═════ EXTRACTED INFORMATION ═════

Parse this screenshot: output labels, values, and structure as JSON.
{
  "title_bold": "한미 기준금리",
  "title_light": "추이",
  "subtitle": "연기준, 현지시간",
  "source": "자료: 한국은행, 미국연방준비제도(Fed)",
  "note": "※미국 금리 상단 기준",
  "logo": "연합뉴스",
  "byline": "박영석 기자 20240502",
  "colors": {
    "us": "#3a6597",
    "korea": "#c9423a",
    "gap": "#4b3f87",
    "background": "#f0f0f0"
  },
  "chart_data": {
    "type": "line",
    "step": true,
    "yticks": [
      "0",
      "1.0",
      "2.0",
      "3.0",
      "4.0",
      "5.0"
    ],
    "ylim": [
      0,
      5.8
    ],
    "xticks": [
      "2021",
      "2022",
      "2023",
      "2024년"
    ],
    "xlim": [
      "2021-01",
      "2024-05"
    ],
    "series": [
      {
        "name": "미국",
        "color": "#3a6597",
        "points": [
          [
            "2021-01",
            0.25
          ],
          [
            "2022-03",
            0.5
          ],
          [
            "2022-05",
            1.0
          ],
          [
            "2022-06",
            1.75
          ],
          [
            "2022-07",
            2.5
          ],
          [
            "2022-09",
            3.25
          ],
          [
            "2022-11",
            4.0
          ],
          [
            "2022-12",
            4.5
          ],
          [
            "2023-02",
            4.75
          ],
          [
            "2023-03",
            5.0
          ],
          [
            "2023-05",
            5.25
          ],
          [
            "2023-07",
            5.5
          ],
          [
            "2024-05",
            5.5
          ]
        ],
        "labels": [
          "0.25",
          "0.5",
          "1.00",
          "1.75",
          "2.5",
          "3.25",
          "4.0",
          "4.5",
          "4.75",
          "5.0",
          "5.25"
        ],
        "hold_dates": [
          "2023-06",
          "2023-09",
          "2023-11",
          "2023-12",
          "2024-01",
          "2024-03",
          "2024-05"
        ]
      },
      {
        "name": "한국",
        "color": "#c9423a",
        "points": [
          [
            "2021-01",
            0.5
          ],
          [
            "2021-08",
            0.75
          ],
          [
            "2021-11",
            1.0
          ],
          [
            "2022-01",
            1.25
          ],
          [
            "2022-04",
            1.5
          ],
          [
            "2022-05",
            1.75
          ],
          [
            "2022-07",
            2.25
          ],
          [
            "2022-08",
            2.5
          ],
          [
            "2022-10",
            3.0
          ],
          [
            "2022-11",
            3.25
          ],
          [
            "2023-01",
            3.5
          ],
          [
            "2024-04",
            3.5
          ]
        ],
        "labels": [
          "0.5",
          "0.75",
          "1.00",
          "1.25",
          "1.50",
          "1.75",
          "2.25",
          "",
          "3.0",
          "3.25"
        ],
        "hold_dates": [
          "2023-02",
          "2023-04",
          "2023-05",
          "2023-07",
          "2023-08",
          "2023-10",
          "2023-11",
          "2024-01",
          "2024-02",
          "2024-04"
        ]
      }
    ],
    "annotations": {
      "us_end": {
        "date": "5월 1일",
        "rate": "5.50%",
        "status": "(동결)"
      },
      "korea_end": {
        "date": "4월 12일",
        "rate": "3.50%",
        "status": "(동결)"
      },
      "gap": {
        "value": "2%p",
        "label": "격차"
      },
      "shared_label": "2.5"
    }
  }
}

═════

• TASK BRIEF
Output the data above exactly, please, line for line.

• RESPONSE TO THE EXERCISE
Parse this screenshot: output labels, values, and structure as JSON.
{
  "title_bold": "한미 기준금리",
  "title_light": "추이",
  "subtitle": "연기준, 현지시간",
  "source": "자료: 한국은행, 미국연방준비제도(Fed)",
  "note": "※미국 금리 상단 기준",
  "logo": "연합뉴스",
  "byline": "박영석 기자 20240502",
  "colors": {
    "us": "#3a6597",
    "korea": "#c9423a",
    "gap": "#4b3f87",
    "background": "#f0f0f0"
  },
  "chart_data": {
    "type": "line",
    "step": true,
    "yticks": [
      "0",
      "1.0",
      "2.0",
      "3.0",
      "4.0",
      "5.0"
    ],
    "ylim": [
      0,
      5.8
    ],
    "xticks": [
      "2021",
      "2022",
      "2023",
      "2024년"
    ],
    "xlim": [
      "2021-01",
      "2024-05"
    ],
    "series": [
      {
        "name": "미국",
        "color": "#3a6597",
        "points": [
          [
            "2021-01",
            0.25
          ],
          [
            "2022-03",
            0.5
          ],
          [
            "2022-05",
            1.0
          ],
          [
            "2022-06",
            1.75
          ],
          [
            "2022-07",
            2.5
          ],
          [
            "2022-09",
            3.25
          ],
          [
            "2022-11",
            4.0
          ],
          [
            "2022-12",
            4.5
          ],
          [
            "2023-02",
            4.75
          ],
          [
            "2023-03",
            5.0
          ],
          [
            "2023-05",
            5.25
          ],
          [
            "2023-07",
            5.5
          ],
          [
            "2024-05",
            5.5
          ]
        ],
        "labels": [
          "0.25",
          "0.5",
          "1.00",
          "1.75",
          "2.5",
          "3.25",
          "4.0",
          "4.5",
          "4.75",
          "5.0",
          "5.25"
        ],
        "hold_dates": [
          "2023-06",
          "2023-09",
          "2023-11",
          "2023-12",
          "2024-01",
          "2024-03",
          "2024-05"
        ]
      },
      {
        "name": "한국",
        "color": "#c9423a",
        "points": [
          [
            "2021-01",
            0.5
          ],
          [
            "2021-08",
            0.75
          ],
          [
            "2021-11",
            1.0
          ],
          [
            "2022-01",
            1.25
          ],
          [
            "2022-04",
            1.5
          ],
          [
            "2022-05",
            1.75
          ],
          [
            "2022-07",
            2.25
          ],
          [
            "2022-08",
            2.5
          ],
          [
            "2022-10",
            3.0
          ],
          [
            "2022-11",
            3.25
          ],
          [
            "2023-01",
            3.5
          ],
          [
            "2024-04",
            3.5
          ]
        ],
        "labels": [
          "0.5",
          "0.75",
          "1.00",
          "1.25",
          "1.50",
          "1.75",
          "2.25",
          "",
          "3.0",
          "3.25"
        ],
        "hold_dates": [
          "2023-02",
          "2023-04",
          "2023-05",
          "2023-07",
          "2023-08",
          "2023-10",
          "2023-11",
          "2024-01",
          "2024-02",
          "2024-04"
        ]
      }
    ],
    "annotations": {
      "us_end": {
        "date": "5월 1일",
        "rate": "5.50%",
        "status": "(동결)"
      },
      "korea_end": {
        "date": "4월 12일",
        "rate": "3.50%",
        "status": "(동결)"
      },
      "gap": {
        "value": "2%p",
        "label": "격차"
      },
      "shared_label": "2.5"
    }
  }
}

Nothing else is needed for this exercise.